= What you should do =
Copy out all lines in the data below containing the string "this".

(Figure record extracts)
-------
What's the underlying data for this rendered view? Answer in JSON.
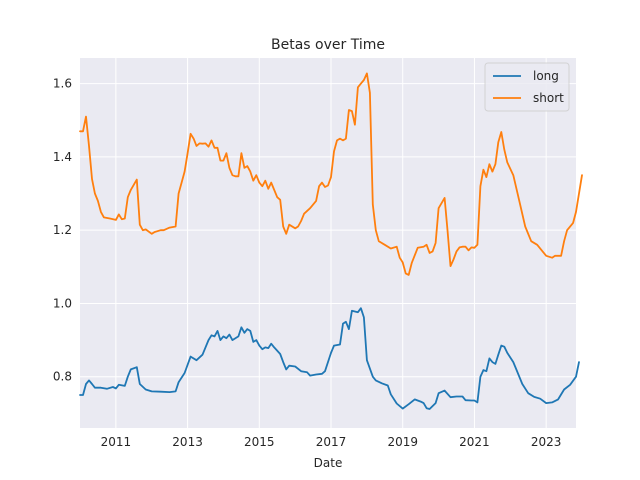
{
  "chart_data": {
    "type": "line",
    "title": "Betas over Time",
    "xlabel": "Date",
    "ylabel": "",
    "xlim": [
      "2010-01-01",
      "2023-10-31"
    ],
    "ylim": [
      0.66,
      1.67
    ],
    "x_ticks": [
      "2011",
      "2013",
      "2015",
      "2017",
      "2019",
      "2021",
      "2023"
    ],
    "y_ticks": [
      0.8,
      1.0,
      1.2,
      1.4,
      1.6
    ],
    "grid": true,
    "legend_position": "top-right",
    "series": [
      {
        "name": "long",
        "color": "#1f77b4",
        "points": [
          [
            "2010-01-01",
            0.75
          ],
          [
            "2010-02-01",
            0.75
          ],
          [
            "2010-03-01",
            0.78
          ],
          [
            "2010-04-01",
            0.79
          ],
          [
            "2010-05-01",
            0.78
          ],
          [
            "2010-06-01",
            0.77
          ],
          [
            "2010-08-01",
            0.77
          ],
          [
            "2010-10-01",
            0.767
          ],
          [
            "2010-12-01",
            0.772
          ],
          [
            "2011-01-01",
            0.768
          ],
          [
            "2011-02-01",
            0.778
          ],
          [
            "2011-04-01",
            0.775
          ],
          [
            "2011-05-01",
            0.8
          ],
          [
            "2011-06-01",
            0.82
          ],
          [
            "2011-08-01",
            0.826
          ],
          [
            "2011-09-01",
            0.78
          ],
          [
            "2011-11-01",
            0.765
          ],
          [
            "2012-01-01",
            0.76
          ],
          [
            "2012-04-01",
            0.759
          ],
          [
            "2012-07-01",
            0.758
          ],
          [
            "2012-09-01",
            0.76
          ],
          [
            "2012-10-01",
            0.785
          ],
          [
            "2012-12-01",
            0.81
          ],
          [
            "2013-02-01",
            0.855
          ],
          [
            "2013-04-01",
            0.845
          ],
          [
            "2013-06-01",
            0.86
          ],
          [
            "2013-08-01",
            0.9
          ],
          [
            "2013-09-01",
            0.913
          ],
          [
            "2013-10-01",
            0.91
          ],
          [
            "2013-11-01",
            0.925
          ],
          [
            "2013-12-01",
            0.9
          ],
          [
            "2014-01-01",
            0.91
          ],
          [
            "2014-02-01",
            0.905
          ],
          [
            "2014-03-01",
            0.915
          ],
          [
            "2014-04-01",
            0.9
          ],
          [
            "2014-06-01",
            0.91
          ],
          [
            "2014-07-01",
            0.935
          ],
          [
            "2014-08-01",
            0.92
          ],
          [
            "2014-09-01",
            0.93
          ],
          [
            "2014-10-01",
            0.925
          ],
          [
            "2014-11-01",
            0.895
          ],
          [
            "2014-12-01",
            0.9
          ],
          [
            "2015-01-01",
            0.885
          ],
          [
            "2015-02-01",
            0.875
          ],
          [
            "2015-03-01",
            0.88
          ],
          [
            "2015-04-01",
            0.878
          ],
          [
            "2015-05-01",
            0.89
          ],
          [
            "2015-06-01",
            0.88
          ],
          [
            "2015-08-01",
            0.862
          ],
          [
            "2015-09-01",
            0.84
          ],
          [
            "2015-10-01",
            0.82
          ],
          [
            "2015-11-01",
            0.83
          ],
          [
            "2016-01-01",
            0.828
          ],
          [
            "2016-03-01",
            0.815
          ],
          [
            "2016-05-01",
            0.812
          ],
          [
            "2016-06-01",
            0.803
          ],
          [
            "2016-08-01",
            0.806
          ],
          [
            "2016-10-01",
            0.808
          ],
          [
            "2016-11-01",
            0.815
          ],
          [
            "2017-01-01",
            0.865
          ],
          [
            "2017-02-01",
            0.885
          ],
          [
            "2017-04-01",
            0.888
          ],
          [
            "2017-05-01",
            0.945
          ],
          [
            "2017-06-01",
            0.95
          ],
          [
            "2017-07-01",
            0.93
          ],
          [
            "2017-08-01",
            0.98
          ],
          [
            "2017-10-01",
            0.976
          ],
          [
            "2017-11-01",
            0.987
          ],
          [
            "2017-12-01",
            0.962
          ],
          [
            "2018-01-01",
            0.845
          ],
          [
            "2018-03-01",
            0.8
          ],
          [
            "2018-04-01",
            0.79
          ],
          [
            "2018-06-01",
            0.782
          ],
          [
            "2018-08-01",
            0.776
          ],
          [
            "2018-09-01",
            0.752
          ],
          [
            "2018-11-01",
            0.727
          ],
          [
            "2019-01-01",
            0.713
          ],
          [
            "2019-03-01",
            0.725
          ],
          [
            "2019-05-01",
            0.738
          ],
          [
            "2019-07-01",
            0.732
          ],
          [
            "2019-08-01",
            0.728
          ],
          [
            "2019-09-01",
            0.714
          ],
          [
            "2019-10-01",
            0.712
          ],
          [
            "2019-12-01",
            0.728
          ],
          [
            "2020-01-01",
            0.755
          ],
          [
            "2020-03-01",
            0.762
          ],
          [
            "2020-05-01",
            0.744
          ],
          [
            "2020-07-01",
            0.746
          ],
          [
            "2020-09-01",
            0.746
          ],
          [
            "2020-10-01",
            0.736
          ],
          [
            "2020-12-01",
            0.735
          ],
          [
            "2021-01-01",
            0.735
          ],
          [
            "2021-02-01",
            0.73
          ],
          [
            "2021-03-01",
            0.8
          ],
          [
            "2021-04-01",
            0.818
          ],
          [
            "2021-05-01",
            0.815
          ],
          [
            "2021-06-01",
            0.85
          ],
          [
            "2021-07-01",
            0.84
          ],
          [
            "2021-08-01",
            0.835
          ],
          [
            "2021-09-01",
            0.86
          ],
          [
            "2021-10-01",
            0.885
          ],
          [
            "2021-11-01",
            0.882
          ],
          [
            "2021-12-01",
            0.865
          ],
          [
            "2022-02-01",
            0.84
          ],
          [
            "2022-03-01",
            0.82
          ],
          [
            "2022-05-01",
            0.78
          ],
          [
            "2022-07-01",
            0.755
          ],
          [
            "2022-09-01",
            0.745
          ],
          [
            "2022-11-01",
            0.74
          ],
          [
            "2023-01-01",
            0.728
          ],
          [
            "2023-03-01",
            0.73
          ],
          [
            "2023-05-01",
            0.738
          ],
          [
            "2023-07-01",
            0.765
          ],
          [
            "2023-09-01",
            0.778
          ],
          [
            "2023-11-01",
            0.8
          ],
          [
            "2023-12-01",
            0.84
          ]
        ]
      },
      {
        "name": "short",
        "color": "#ff7f0e",
        "points": [
          [
            "2010-01-01",
            1.47
          ],
          [
            "2010-02-01",
            1.47
          ],
          [
            "2010-03-01",
            1.51
          ],
          [
            "2010-04-01",
            1.43
          ],
          [
            "2010-05-01",
            1.34
          ],
          [
            "2010-06-01",
            1.3
          ],
          [
            "2010-07-01",
            1.28
          ],
          [
            "2010-08-01",
            1.25
          ],
          [
            "2010-09-01",
            1.235
          ],
          [
            "2010-11-01",
            1.232
          ],
          [
            "2011-01-01",
            1.228
          ],
          [
            "2011-02-01",
            1.243
          ],
          [
            "2011-03-01",
            1.23
          ],
          [
            "2011-04-01",
            1.232
          ],
          [
            "2011-05-01",
            1.29
          ],
          [
            "2011-06-01",
            1.31
          ],
          [
            "2011-08-01",
            1.338
          ],
          [
            "2011-09-01",
            1.215
          ],
          [
            "2011-10-01",
            1.2
          ],
          [
            "2011-11-01",
            1.202
          ],
          [
            "2012-01-01",
            1.19
          ],
          [
            "2012-02-01",
            1.195
          ],
          [
            "2012-04-01",
            1.2
          ],
          [
            "2012-05-01",
            1.2
          ],
          [
            "2012-07-01",
            1.207
          ],
          [
            "2012-09-01",
            1.21
          ],
          [
            "2012-10-01",
            1.3
          ],
          [
            "2012-11-01",
            1.33
          ],
          [
            "2012-12-01",
            1.36
          ],
          [
            "2013-01-01",
            1.41
          ],
          [
            "2013-02-01",
            1.463
          ],
          [
            "2013-03-01",
            1.45
          ],
          [
            "2013-04-01",
            1.43
          ],
          [
            "2013-05-01",
            1.437
          ],
          [
            "2013-06-01",
            1.436
          ],
          [
            "2013-07-01",
            1.437
          ],
          [
            "2013-08-01",
            1.428
          ],
          [
            "2013-09-01",
            1.445
          ],
          [
            "2013-10-01",
            1.425
          ],
          [
            "2013-11-01",
            1.425
          ],
          [
            "2013-12-01",
            1.39
          ],
          [
            "2014-01-01",
            1.39
          ],
          [
            "2014-02-01",
            1.41
          ],
          [
            "2014-03-01",
            1.37
          ],
          [
            "2014-04-01",
            1.35
          ],
          [
            "2014-05-01",
            1.347
          ],
          [
            "2014-06-01",
            1.347
          ],
          [
            "2014-07-01",
            1.41
          ],
          [
            "2014-08-01",
            1.37
          ],
          [
            "2014-09-01",
            1.375
          ],
          [
            "2014-10-01",
            1.36
          ],
          [
            "2014-11-01",
            1.335
          ],
          [
            "2014-12-01",
            1.35
          ],
          [
            "2015-01-01",
            1.33
          ],
          [
            "2015-02-01",
            1.32
          ],
          [
            "2015-03-01",
            1.335
          ],
          [
            "2015-04-01",
            1.313
          ],
          [
            "2015-05-01",
            1.33
          ],
          [
            "2015-06-01",
            1.31
          ],
          [
            "2015-07-01",
            1.29
          ],
          [
            "2015-08-01",
            1.283
          ],
          [
            "2015-09-01",
            1.21
          ],
          [
            "2015-10-01",
            1.19
          ],
          [
            "2015-11-01",
            1.215
          ],
          [
            "2016-01-01",
            1.205
          ],
          [
            "2016-02-01",
            1.21
          ],
          [
            "2016-03-01",
            1.225
          ],
          [
            "2016-04-01",
            1.245
          ],
          [
            "2016-06-01",
            1.26
          ],
          [
            "2016-08-01",
            1.28
          ],
          [
            "2016-09-01",
            1.32
          ],
          [
            "2016-10-01",
            1.33
          ],
          [
            "2016-11-01",
            1.318
          ],
          [
            "2016-12-01",
            1.322
          ],
          [
            "2017-01-01",
            1.345
          ],
          [
            "2017-02-01",
            1.415
          ],
          [
            "2017-03-01",
            1.445
          ],
          [
            "2017-04-01",
            1.45
          ],
          [
            "2017-05-01",
            1.445
          ],
          [
            "2017-06-01",
            1.45
          ],
          [
            "2017-07-01",
            1.528
          ],
          [
            "2017-08-01",
            1.525
          ],
          [
            "2017-09-01",
            1.488
          ],
          [
            "2017-10-01",
            1.59
          ],
          [
            "2017-11-01",
            1.6
          ],
          [
            "2017-12-01",
            1.61
          ],
          [
            "2018-01-01",
            1.628
          ],
          [
            "2018-02-01",
            1.575
          ],
          [
            "2018-03-01",
            1.27
          ],
          [
            "2018-04-01",
            1.2
          ],
          [
            "2018-05-01",
            1.17
          ],
          [
            "2018-07-01",
            1.16
          ],
          [
            "2018-09-01",
            1.15
          ],
          [
            "2018-11-01",
            1.155
          ],
          [
            "2018-12-01",
            1.125
          ],
          [
            "2019-01-01",
            1.112
          ],
          [
            "2019-02-01",
            1.082
          ],
          [
            "2019-03-01",
            1.078
          ],
          [
            "2019-04-01",
            1.11
          ],
          [
            "2019-06-01",
            1.152
          ],
          [
            "2019-08-01",
            1.155
          ],
          [
            "2019-09-01",
            1.16
          ],
          [
            "2019-10-01",
            1.138
          ],
          [
            "2019-11-01",
            1.142
          ],
          [
            "2019-12-01",
            1.165
          ],
          [
            "2020-01-01",
            1.26
          ],
          [
            "2020-03-01",
            1.288
          ],
          [
            "2020-04-01",
            1.2
          ],
          [
            "2020-05-01",
            1.102
          ],
          [
            "2020-06-01",
            1.12
          ],
          [
            "2020-07-01",
            1.142
          ],
          [
            "2020-08-01",
            1.153
          ],
          [
            "2020-09-01",
            1.155
          ],
          [
            "2020-10-01",
            1.155
          ],
          [
            "2020-11-01",
            1.145
          ],
          [
            "2020-12-01",
            1.153
          ],
          [
            "2021-01-01",
            1.152
          ],
          [
            "2021-02-01",
            1.16
          ],
          [
            "2021-03-01",
            1.32
          ],
          [
            "2021-04-01",
            1.365
          ],
          [
            "2021-05-01",
            1.345
          ],
          [
            "2021-06-01",
            1.38
          ],
          [
            "2021-07-01",
            1.36
          ],
          [
            "2021-08-01",
            1.38
          ],
          [
            "2021-09-01",
            1.44
          ],
          [
            "2021-10-01",
            1.468
          ],
          [
            "2021-11-01",
            1.42
          ],
          [
            "2021-12-01",
            1.385
          ],
          [
            "2022-02-01",
            1.35
          ],
          [
            "2022-04-01",
            1.28
          ],
          [
            "2022-06-01",
            1.21
          ],
          [
            "2022-08-01",
            1.17
          ],
          [
            "2022-10-01",
            1.16
          ],
          [
            "2022-12-01",
            1.14
          ],
          [
            "2023-01-01",
            1.13
          ],
          [
            "2023-03-01",
            1.125
          ],
          [
            "2023-04-01",
            1.13
          ],
          [
            "2023-06-01",
            1.13
          ],
          [
            "2023-07-01",
            1.17
          ],
          [
            "2023-08-01",
            1.2
          ],
          [
            "2023-10-01",
            1.22
          ],
          [
            "2023-11-01",
            1.25
          ],
          [
            "2023-12-01",
            1.3
          ],
          [
            "2024-01-01",
            1.35
          ]
        ]
      }
    ]
  }
}
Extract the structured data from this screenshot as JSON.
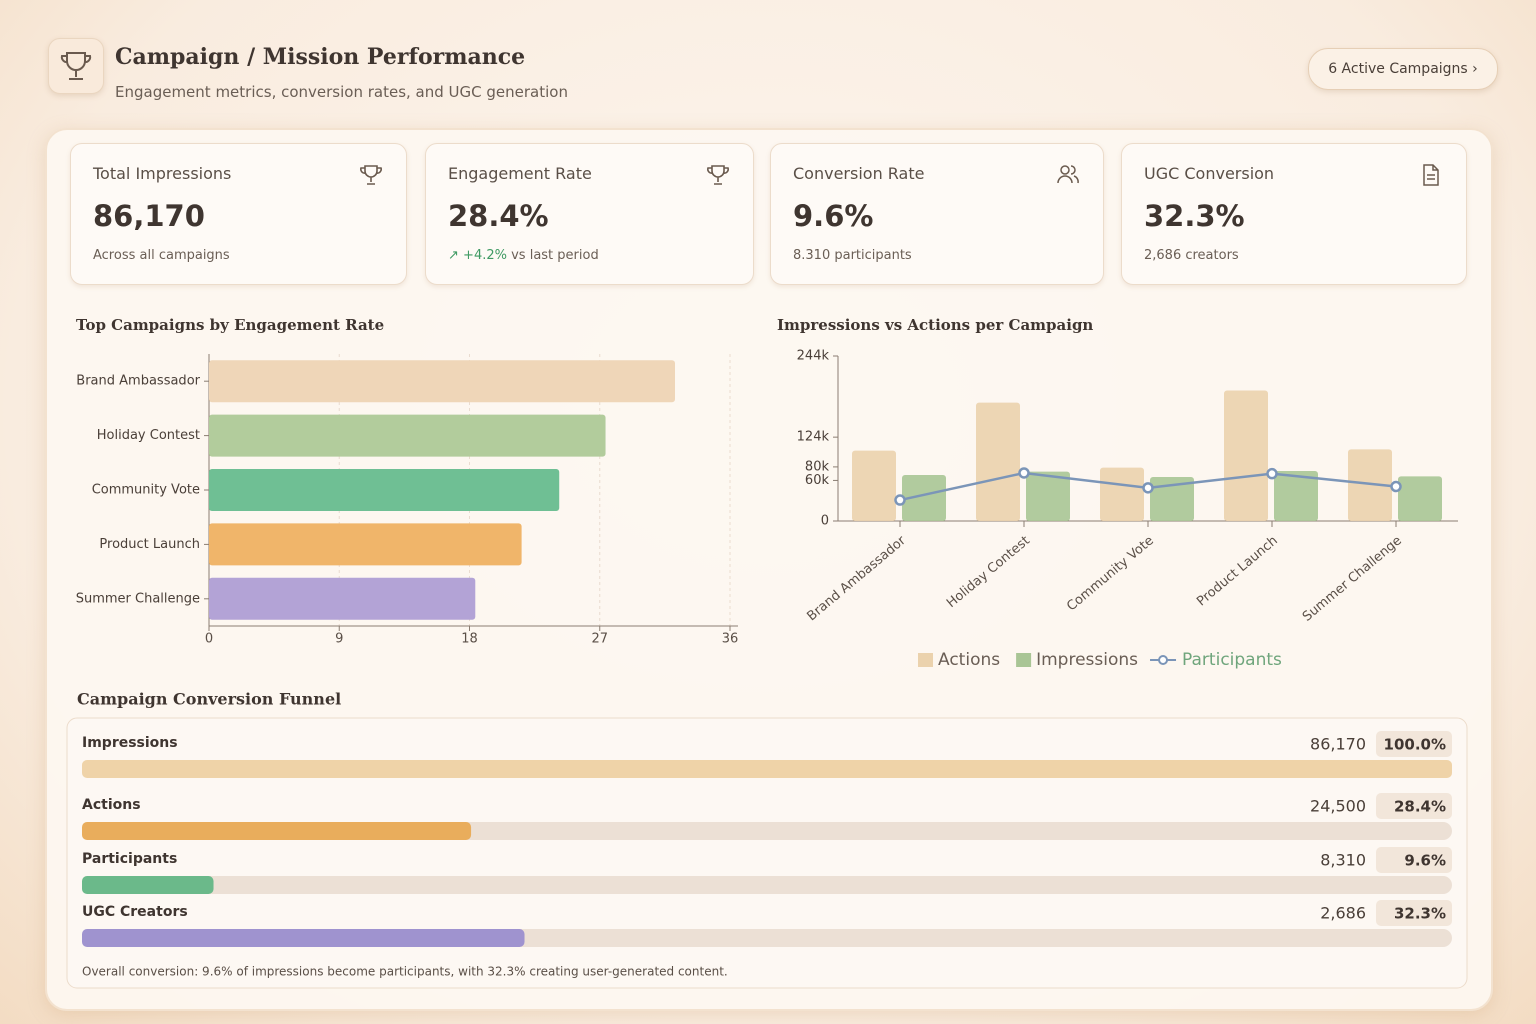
-------
= Solved exercise =
What's the underlying data for this rendered view? Answer in JSON.
Extract the structured data from this screenshot as JSON.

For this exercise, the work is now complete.